Task goal: Omit the images, then print each record below exactly as it reads.

Provided records:

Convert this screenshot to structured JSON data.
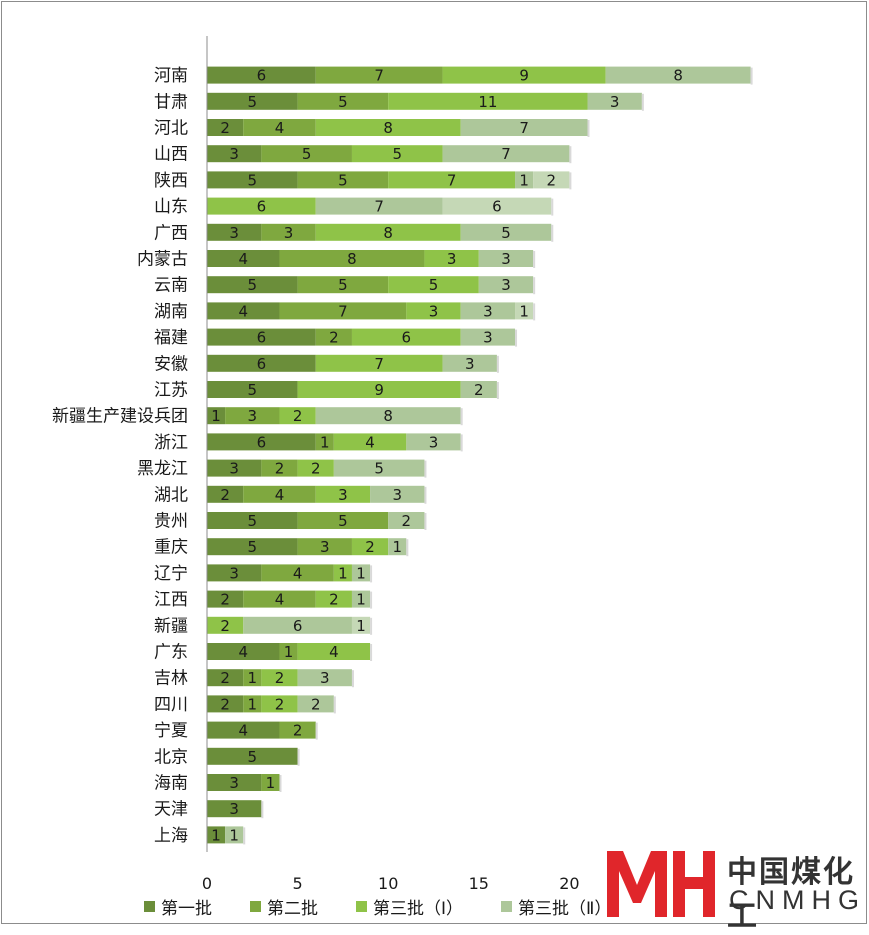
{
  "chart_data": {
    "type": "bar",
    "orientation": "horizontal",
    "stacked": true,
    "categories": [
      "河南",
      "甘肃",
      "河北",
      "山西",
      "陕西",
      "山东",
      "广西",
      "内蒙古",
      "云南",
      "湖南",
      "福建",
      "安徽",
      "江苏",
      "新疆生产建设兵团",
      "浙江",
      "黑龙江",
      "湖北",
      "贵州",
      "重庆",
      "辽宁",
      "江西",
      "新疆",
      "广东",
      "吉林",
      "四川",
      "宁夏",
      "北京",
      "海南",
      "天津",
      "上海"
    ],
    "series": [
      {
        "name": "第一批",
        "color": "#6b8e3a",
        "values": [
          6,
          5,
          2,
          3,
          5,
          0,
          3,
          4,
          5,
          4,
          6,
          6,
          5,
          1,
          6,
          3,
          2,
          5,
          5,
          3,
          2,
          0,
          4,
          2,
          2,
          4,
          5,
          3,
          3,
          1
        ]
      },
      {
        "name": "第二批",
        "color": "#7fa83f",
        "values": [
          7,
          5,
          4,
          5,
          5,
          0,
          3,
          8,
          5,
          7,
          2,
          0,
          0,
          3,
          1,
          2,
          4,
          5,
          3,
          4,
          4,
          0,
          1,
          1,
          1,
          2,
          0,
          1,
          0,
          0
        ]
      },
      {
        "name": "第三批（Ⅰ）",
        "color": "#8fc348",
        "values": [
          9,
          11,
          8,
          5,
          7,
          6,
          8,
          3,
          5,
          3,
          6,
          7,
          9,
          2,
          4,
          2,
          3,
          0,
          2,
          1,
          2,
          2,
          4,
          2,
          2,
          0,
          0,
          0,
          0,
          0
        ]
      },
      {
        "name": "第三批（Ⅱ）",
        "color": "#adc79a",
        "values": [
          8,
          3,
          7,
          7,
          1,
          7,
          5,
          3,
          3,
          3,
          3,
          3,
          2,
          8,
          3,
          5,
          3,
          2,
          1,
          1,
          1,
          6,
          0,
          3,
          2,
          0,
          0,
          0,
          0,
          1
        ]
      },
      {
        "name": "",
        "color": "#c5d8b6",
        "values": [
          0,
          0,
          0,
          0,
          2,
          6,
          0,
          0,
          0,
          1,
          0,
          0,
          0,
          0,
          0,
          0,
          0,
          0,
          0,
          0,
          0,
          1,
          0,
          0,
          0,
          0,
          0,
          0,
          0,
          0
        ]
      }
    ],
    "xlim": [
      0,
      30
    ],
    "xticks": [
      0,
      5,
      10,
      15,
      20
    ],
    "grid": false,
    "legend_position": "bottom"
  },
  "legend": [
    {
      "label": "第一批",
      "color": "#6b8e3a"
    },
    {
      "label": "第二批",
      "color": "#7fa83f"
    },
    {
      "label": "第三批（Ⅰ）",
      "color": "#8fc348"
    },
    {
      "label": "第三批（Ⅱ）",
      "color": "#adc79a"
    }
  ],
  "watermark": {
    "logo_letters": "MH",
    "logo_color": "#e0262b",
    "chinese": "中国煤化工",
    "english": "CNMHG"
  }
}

Task output:
Convert this screenshot to structured JSON data.
{
  "chart_data": {
    "type": "bar",
    "orientation": "horizontal",
    "stacked": true,
    "categories": [
      "河南",
      "甘肃",
      "河北",
      "山西",
      "陕西",
      "山东",
      "广西",
      "内蒙古",
      "云南",
      "湖南",
      "福建",
      "安徽",
      "江苏",
      "新疆生产建设兵团",
      "浙江",
      "黑龙江",
      "湖北",
      "贵州",
      "重庆",
      "辽宁",
      "江西",
      "新疆",
      "广东",
      "吉林",
      "四川",
      "宁夏",
      "北京",
      "海南",
      "天津",
      "上海"
    ],
    "series": [
      {
        "name": "第一批",
        "color": "#6b8e3a",
        "values": [
          6,
          5,
          2,
          3,
          5,
          0,
          3,
          4,
          5,
          4,
          6,
          6,
          5,
          1,
          6,
          3,
          2,
          5,
          5,
          3,
          2,
          0,
          4,
          2,
          2,
          4,
          5,
          3,
          3,
          1
        ]
      },
      {
        "name": "第二批",
        "color": "#7fa83f",
        "values": [
          7,
          5,
          4,
          5,
          5,
          0,
          3,
          8,
          5,
          7,
          2,
          0,
          0,
          3,
          1,
          2,
          4,
          5,
          3,
          4,
          4,
          0,
          1,
          1,
          1,
          2,
          0,
          1,
          0,
          0
        ]
      },
      {
        "name": "第三批（Ⅰ）",
        "color": "#8fc348",
        "values": [
          9,
          11,
          8,
          5,
          7,
          6,
          8,
          3,
          5,
          3,
          6,
          7,
          9,
          2,
          4,
          2,
          3,
          0,
          2,
          1,
          2,
          2,
          4,
          2,
          2,
          0,
          0,
          0,
          0,
          0
        ]
      },
      {
        "name": "第三批（Ⅱ）",
        "color": "#adc79a",
        "values": [
          8,
          3,
          7,
          7,
          1,
          7,
          5,
          3,
          3,
          3,
          3,
          3,
          2,
          8,
          3,
          5,
          3,
          2,
          1,
          1,
          1,
          6,
          0,
          3,
          2,
          0,
          0,
          0,
          0,
          1
        ]
      },
      {
        "name": "",
        "color": "#c5d8b6",
        "values": [
          0,
          0,
          0,
          0,
          2,
          6,
          0,
          0,
          0,
          1,
          0,
          0,
          0,
          0,
          0,
          0,
          0,
          0,
          0,
          0,
          0,
          1,
          0,
          0,
          0,
          0,
          0,
          0,
          0,
          0
        ]
      }
    ],
    "xlim": [
      0,
      30
    ],
    "xticks": [
      0,
      5,
      10,
      15,
      20
    ],
    "grid": false,
    "legend_position": "bottom"
  },
  "legend": [
    {
      "label": "第一批",
      "color": "#6b8e3a"
    },
    {
      "label": "第二批",
      "color": "#7fa83f"
    },
    {
      "label": "第三批（Ⅰ）",
      "color": "#8fc348"
    },
    {
      "label": "第三批（Ⅱ）",
      "color": "#adc79a"
    }
  ],
  "watermark": {
    "logo_letters": "MH",
    "logo_color": "#e0262b",
    "chinese": "中国煤化工",
    "english": "CNMHG"
  }
}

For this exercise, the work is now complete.